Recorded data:
========================================================================
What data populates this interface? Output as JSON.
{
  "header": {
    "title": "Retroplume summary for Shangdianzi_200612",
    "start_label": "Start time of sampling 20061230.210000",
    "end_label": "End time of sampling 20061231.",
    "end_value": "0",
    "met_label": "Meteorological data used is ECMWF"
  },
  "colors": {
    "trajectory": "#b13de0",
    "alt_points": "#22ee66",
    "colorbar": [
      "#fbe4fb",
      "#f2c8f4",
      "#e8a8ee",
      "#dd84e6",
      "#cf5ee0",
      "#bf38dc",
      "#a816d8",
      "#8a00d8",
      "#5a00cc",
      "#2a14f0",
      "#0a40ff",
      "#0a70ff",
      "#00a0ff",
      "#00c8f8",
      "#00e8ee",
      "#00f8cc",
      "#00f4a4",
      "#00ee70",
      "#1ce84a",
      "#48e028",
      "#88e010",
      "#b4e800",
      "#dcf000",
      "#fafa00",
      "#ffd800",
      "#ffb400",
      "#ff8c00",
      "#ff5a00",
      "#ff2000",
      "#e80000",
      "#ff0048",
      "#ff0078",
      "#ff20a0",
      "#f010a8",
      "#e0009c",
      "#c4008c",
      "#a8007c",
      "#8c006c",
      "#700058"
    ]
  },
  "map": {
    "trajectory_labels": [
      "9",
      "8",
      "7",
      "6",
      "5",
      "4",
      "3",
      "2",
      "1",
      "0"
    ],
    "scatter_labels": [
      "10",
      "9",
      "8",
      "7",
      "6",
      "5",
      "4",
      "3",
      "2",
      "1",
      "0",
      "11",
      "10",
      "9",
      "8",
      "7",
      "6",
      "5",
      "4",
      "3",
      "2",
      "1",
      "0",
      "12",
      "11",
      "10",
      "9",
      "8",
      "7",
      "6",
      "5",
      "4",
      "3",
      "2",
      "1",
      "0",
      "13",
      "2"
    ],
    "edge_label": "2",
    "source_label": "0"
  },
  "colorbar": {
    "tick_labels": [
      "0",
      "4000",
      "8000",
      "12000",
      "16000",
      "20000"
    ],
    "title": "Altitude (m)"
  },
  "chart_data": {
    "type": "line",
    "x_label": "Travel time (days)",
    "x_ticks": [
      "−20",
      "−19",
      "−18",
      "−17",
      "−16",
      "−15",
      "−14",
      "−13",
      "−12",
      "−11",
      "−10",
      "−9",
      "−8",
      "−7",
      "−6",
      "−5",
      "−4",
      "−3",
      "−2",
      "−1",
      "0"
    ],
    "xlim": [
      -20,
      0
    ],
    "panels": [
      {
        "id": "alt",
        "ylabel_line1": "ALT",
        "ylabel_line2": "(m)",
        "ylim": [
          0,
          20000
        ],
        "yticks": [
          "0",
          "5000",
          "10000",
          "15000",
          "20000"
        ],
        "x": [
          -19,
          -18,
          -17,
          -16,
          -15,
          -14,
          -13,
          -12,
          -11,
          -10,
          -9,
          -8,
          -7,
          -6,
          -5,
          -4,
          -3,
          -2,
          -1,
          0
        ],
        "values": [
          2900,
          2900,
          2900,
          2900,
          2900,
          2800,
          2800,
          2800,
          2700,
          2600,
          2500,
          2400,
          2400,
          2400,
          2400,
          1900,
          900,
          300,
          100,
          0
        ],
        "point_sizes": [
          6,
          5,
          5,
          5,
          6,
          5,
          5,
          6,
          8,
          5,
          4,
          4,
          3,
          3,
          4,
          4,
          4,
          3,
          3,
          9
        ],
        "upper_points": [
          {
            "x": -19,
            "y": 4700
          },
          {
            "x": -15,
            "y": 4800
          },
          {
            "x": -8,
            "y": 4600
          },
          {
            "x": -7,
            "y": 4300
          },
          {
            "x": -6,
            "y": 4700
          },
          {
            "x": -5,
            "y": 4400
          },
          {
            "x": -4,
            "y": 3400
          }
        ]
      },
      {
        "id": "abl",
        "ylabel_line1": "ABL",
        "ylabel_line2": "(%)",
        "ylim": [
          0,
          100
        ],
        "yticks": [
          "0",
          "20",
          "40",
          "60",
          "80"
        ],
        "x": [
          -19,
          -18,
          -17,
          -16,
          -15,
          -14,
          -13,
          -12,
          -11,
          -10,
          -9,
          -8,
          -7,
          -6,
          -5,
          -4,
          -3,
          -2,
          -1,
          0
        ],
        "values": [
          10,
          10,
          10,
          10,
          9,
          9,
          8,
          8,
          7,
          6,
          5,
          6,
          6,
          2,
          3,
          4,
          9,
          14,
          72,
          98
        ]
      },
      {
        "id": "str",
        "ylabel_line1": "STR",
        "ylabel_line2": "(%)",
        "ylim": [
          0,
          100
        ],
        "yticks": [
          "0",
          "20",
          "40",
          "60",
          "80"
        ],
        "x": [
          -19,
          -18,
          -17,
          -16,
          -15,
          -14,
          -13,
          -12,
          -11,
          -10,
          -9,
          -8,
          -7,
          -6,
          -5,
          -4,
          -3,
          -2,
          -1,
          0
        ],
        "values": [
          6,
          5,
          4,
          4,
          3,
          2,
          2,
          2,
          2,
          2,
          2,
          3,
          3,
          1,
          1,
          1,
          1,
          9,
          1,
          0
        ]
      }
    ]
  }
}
========================================================================
Stated goal: Find every line that has "time" in it, then return those lines.

Output for this task:
    "start_label": "Start time of sampling 20061230.210000",
    "end_label": "End time of sampling 20061231.",
    "x_label": "Travel time (days)",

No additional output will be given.